Recorded data:
------------------------------

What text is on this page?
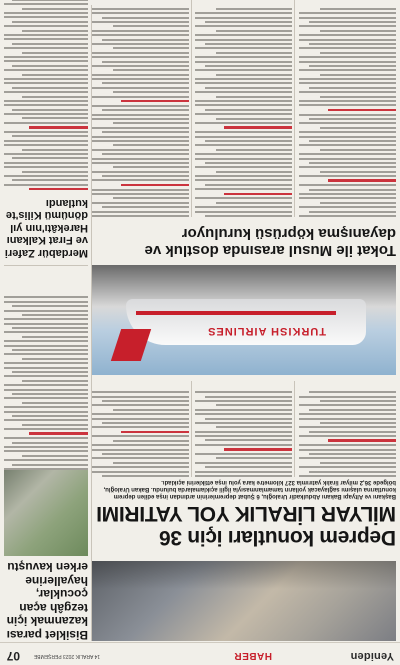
Yeniden
HABER
14 ARALIK 2023 PERŞEMBE
07
Deprem konutları için 36 MİLYAR LİRALIK YOL YATIRIMI
Başkanı ve Altyapı Bakanı Abdulkadir Uraloğlu, 6 Şubat depremlerinin ardından inşa edilen deprem konutlarına ulaşımı sağlayacak yolların tamamlanmasıyla ilgili açıklamalarda bulundu. Bakan Uraloğlu, bölgede 36,2 milyar liralık yatırımla 327 kilometre kara yolu inşa ettiklerini açıkladı.
TURKISH AIRLINES
Tokat ile Musul arasında dostluk ve dayanışma köprüsü kuruluyor
Bisiklet parası kazanmak için tezgâh açan çocuklar, hayallerine erken kavuştu
Merdabür Zaferi ve Fırat Kalkanı Harekâtı'nın yıl dönümü Kilis'te kutlandı
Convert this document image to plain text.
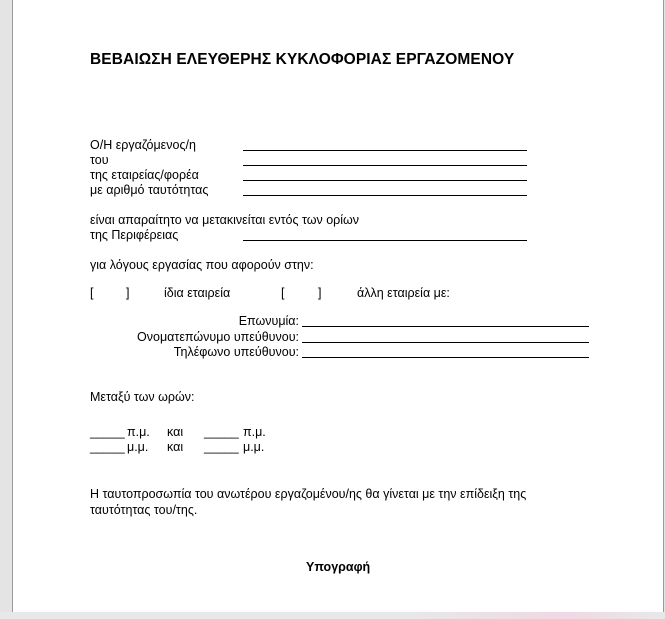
ΒΕΒΑΙΩΣΗ ΕΛΕΥΘΕΡΗΣ ΚΥΚΛΟΦΟΡΙΑΣ ΕΡΓΑΖΟΜΕΝΟΥ
Ο/Η εργαζόμενος/η
του
της εταιρείας/φορέα
με αριθμό ταυτότητας
είναι απαραίτητο να μετακινείται εντός των ορίων
της Περιφέρειας
για λόγους εργασίας που αφορούν στην:
[	]	ίδια εταιρεία	[	]	άλλη εταιρεία με:
Επωνυμία:
Ονοματεπώνυμο υπεύθυνου:
Τηλέφωνο υπεύθυνου:
Μεταξύ των ωρών:
_____ π.μ. και _____ π.μ.
_____ μ.μ. και _____ μ.μ.
Η ταυτοπροσωπία του ανωτέρου εργαζομένου/ης θα γίνεται με την επίδειξη της
ταυτότητας του/της.
Υπογραφή
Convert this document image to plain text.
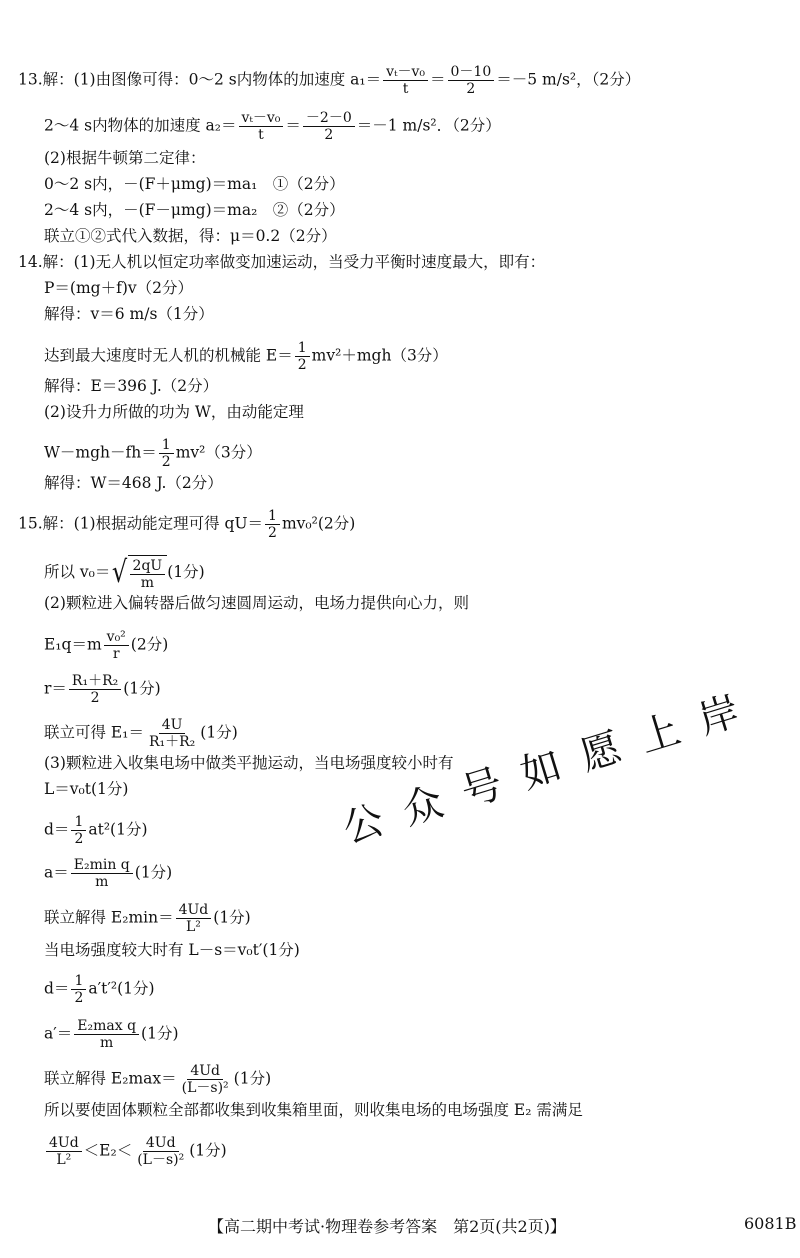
13.解：(1)由图像可得：0～2 s内物体的加速度 $a_1= \frac{\text{vₜ－v₀}}{t} = \frac{0-10}{2} =-5$ m/s²，（2分）
2～4 s内物体的加速度 $a_2= \frac{\text{vₜ－v₀}}{t} = \frac{-2-0}{2} =-1$ m/s²．（2分）
(2)根据牛顿第二定律：
0～2 s内，－(F＋μmg)＝ma₁　①（2分）
2～4 s内，－(F－μmg)＝ma₂　②（2分）
联立①②式代入数据，得：μ＝0.2（2分）
14.解：(1)无人机以恒定功率做变加速运动，当受力平衡时速度最大，即有：
P＝(mg＋f)v（2分）
解得：v＝6 m/s（1分）
达到最大速度时无人机的机械能 $E= \frac{1}{2} mv^2+mgh(3$分）
解得：E＝396 J.（2分）
(2)设升力所做的功为 W，由动能定理
$W-mgh-fh= \frac{1}{2} mv^2(3$分）
解得：W＝468 J.（2分）
15.解：(1)根据动能定理可得 $qU= \frac{1}{2} mv_0^2(2$分)
所以 v₀＝ √ $\frac{2qU}{m} (1$分)
(2)颗粒进入偏转器后做匀速圆周运动，电场力提供向心力，则
$E_1q=m \frac{\text{v₀²}}{r} (2$分)
$r= \frac{\text{R₁＋R₂}}{2} (1$分)
联立可得 $E_1= \frac{4U}{\text{R₁＋R₂}} (1$分)
(3)颗粒进入收集电场中做类平抛运动，当电场强度较小时有
L＝v₀t(1分)
$d= \frac{1}{2} at^2(1$分)
a＝ E₂min q
m
(1分)
联立解得 $E_2\min= \frac{4Ud}{\text{L²}} (1$分)
当电场强度较大时有 L－s＝v₀t′(1分)
$d= \frac{1}{2} a't'^2(1$分)
a′＝ E₂max q
m
(1分)
联立解得 $E_2\max= \frac{4Ud}{\text{(L－s)²}} (1$分)
所以要使固体颗粒全部都收集到收集箱里面，则收集电场的电场强度 E₂ 需满足
$\frac{4Ud}{\text{L²}} <E_2< \frac{4Ud}{\text{(L－s)²}} (1$分)
公众号如愿上岸
【高二期中考试·物理卷参考答案　第2页(共2页)】	6081B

------------------------------

=== TASK PROMPT ===
Of the lines above, how many include the word "υπεύθυνου"? Reply with the number only.

=== EXERCISE RESPONSE ===
2